● **REQUIREMENTS**
Scan each line of the records for the word "shown" and extract the ones that have it.

● **DATASET ROWS**
________

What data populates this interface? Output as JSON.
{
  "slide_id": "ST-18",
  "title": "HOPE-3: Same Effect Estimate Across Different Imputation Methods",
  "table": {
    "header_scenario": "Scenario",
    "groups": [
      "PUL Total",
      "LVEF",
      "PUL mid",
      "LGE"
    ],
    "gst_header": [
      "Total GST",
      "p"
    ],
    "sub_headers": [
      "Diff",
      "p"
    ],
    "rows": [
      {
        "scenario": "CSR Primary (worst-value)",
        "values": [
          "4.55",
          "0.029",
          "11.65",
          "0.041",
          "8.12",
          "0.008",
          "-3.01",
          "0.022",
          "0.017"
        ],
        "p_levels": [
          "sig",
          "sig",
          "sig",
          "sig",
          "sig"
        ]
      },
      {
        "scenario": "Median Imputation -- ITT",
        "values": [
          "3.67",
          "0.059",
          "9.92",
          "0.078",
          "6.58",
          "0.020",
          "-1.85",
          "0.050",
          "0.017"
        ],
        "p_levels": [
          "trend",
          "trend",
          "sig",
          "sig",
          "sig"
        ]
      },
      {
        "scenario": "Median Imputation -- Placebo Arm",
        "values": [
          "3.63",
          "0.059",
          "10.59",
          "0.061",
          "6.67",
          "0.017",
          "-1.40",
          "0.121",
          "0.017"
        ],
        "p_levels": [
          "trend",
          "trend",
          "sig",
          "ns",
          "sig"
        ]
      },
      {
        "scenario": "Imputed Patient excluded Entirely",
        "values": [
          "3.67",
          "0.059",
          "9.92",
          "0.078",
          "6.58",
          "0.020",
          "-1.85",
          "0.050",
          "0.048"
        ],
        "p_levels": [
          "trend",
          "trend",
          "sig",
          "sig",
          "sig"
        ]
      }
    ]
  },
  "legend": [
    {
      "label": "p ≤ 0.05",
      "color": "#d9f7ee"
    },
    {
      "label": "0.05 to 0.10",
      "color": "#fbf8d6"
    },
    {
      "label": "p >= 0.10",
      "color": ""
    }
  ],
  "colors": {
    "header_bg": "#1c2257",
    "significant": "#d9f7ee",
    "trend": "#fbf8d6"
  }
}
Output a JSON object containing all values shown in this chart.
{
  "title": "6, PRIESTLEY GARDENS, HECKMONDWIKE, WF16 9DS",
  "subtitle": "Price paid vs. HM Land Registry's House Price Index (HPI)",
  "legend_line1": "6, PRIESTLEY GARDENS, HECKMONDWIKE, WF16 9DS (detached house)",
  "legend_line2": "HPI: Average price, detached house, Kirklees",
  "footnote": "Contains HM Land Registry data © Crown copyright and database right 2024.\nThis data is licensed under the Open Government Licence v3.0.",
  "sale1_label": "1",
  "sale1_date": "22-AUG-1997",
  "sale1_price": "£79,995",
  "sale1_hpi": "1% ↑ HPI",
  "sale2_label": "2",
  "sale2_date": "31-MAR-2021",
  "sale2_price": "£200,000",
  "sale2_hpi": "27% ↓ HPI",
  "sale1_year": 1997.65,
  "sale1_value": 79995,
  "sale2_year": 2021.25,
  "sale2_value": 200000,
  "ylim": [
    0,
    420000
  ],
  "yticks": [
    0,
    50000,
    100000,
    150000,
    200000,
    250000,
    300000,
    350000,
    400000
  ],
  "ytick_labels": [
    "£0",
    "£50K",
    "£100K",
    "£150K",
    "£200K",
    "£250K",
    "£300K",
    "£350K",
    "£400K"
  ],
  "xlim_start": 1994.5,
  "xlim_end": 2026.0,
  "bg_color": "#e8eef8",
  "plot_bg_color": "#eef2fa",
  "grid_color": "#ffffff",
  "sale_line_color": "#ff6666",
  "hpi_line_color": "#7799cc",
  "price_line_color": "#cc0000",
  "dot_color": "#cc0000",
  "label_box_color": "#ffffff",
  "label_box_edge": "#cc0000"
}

________

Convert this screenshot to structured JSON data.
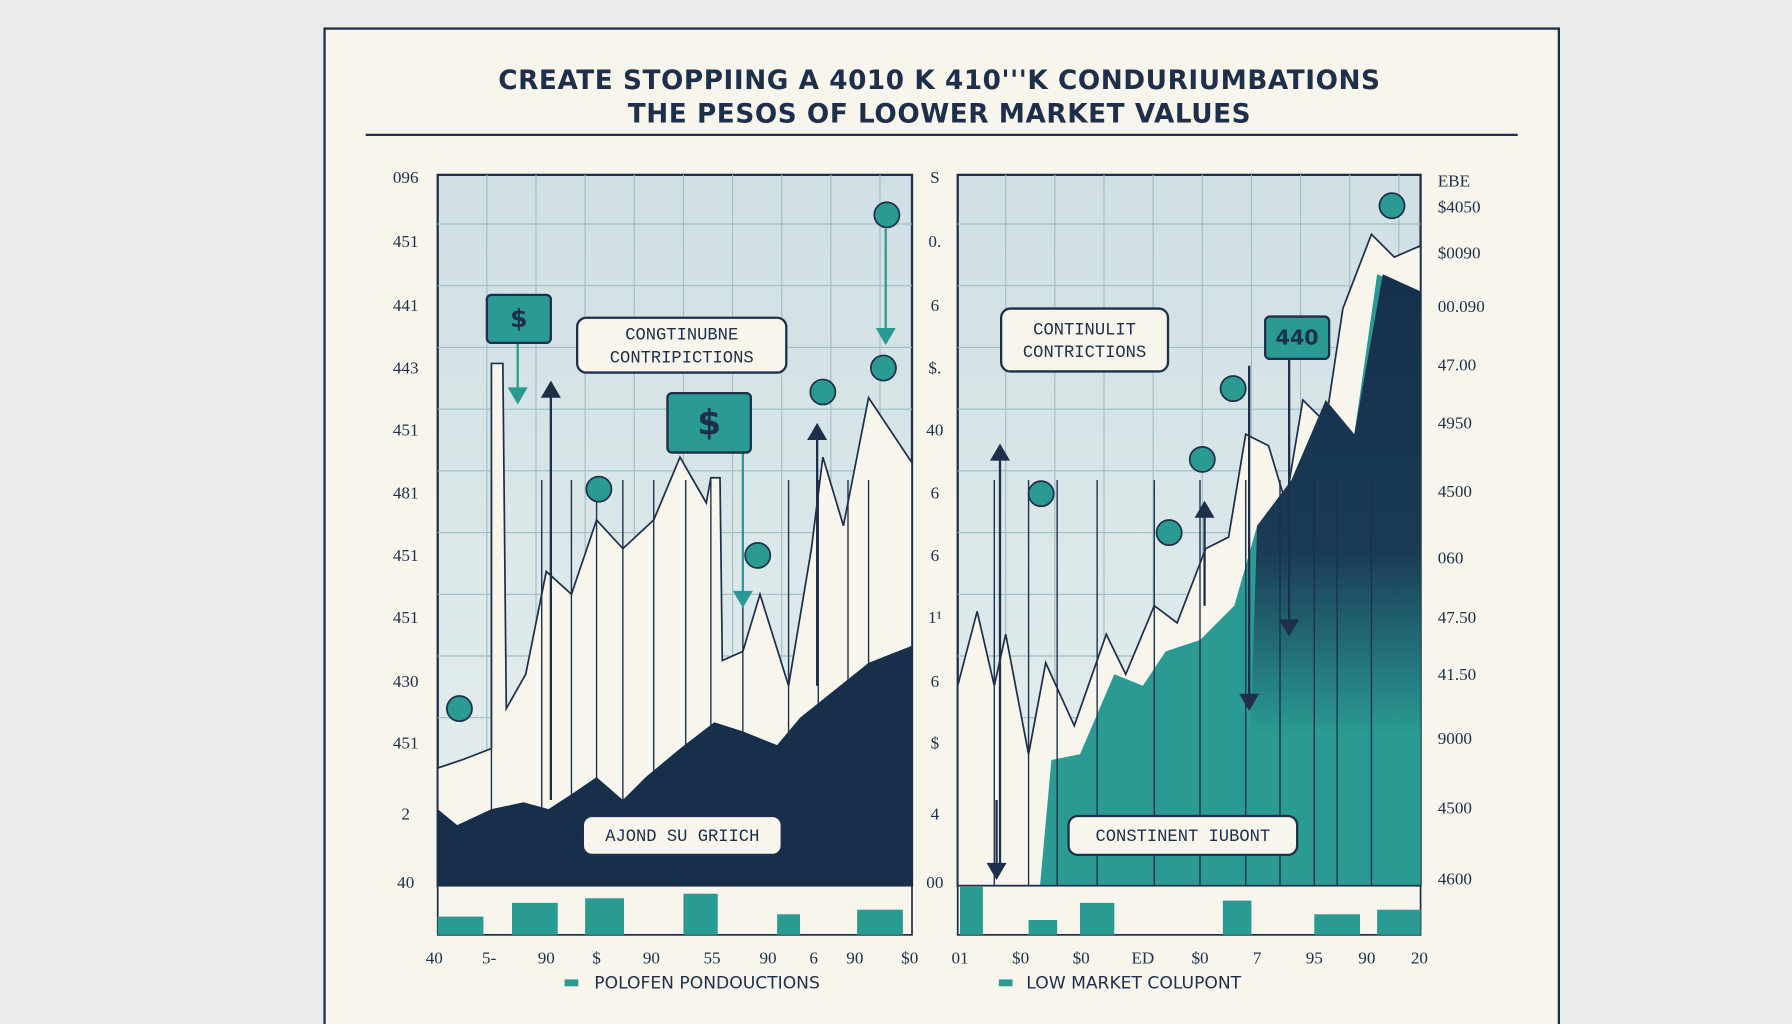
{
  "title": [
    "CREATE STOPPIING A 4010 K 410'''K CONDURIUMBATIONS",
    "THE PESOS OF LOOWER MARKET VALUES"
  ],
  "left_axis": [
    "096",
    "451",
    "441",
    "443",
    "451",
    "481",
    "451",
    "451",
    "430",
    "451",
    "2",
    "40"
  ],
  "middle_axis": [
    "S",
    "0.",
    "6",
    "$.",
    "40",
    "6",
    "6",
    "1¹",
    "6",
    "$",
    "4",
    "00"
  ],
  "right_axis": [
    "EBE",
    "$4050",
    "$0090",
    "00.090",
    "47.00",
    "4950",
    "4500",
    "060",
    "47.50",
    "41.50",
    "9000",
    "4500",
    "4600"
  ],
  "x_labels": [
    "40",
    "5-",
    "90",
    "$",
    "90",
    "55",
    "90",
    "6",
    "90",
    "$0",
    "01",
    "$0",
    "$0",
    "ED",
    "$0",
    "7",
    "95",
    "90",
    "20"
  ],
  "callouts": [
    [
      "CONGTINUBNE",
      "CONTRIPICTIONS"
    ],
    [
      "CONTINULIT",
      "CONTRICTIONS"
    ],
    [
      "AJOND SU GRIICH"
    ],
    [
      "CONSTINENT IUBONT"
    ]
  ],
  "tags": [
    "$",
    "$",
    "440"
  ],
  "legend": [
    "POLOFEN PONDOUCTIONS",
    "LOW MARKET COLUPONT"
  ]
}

________

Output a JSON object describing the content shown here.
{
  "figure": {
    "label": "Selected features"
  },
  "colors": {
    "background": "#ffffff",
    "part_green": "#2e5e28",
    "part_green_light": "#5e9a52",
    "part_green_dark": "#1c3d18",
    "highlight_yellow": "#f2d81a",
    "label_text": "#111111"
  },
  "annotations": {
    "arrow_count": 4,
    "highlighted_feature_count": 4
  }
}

________

● **TASK ANSWER**
Output a JSON object containing all values shown in this chart.
Output a JSON object describing the content shown here.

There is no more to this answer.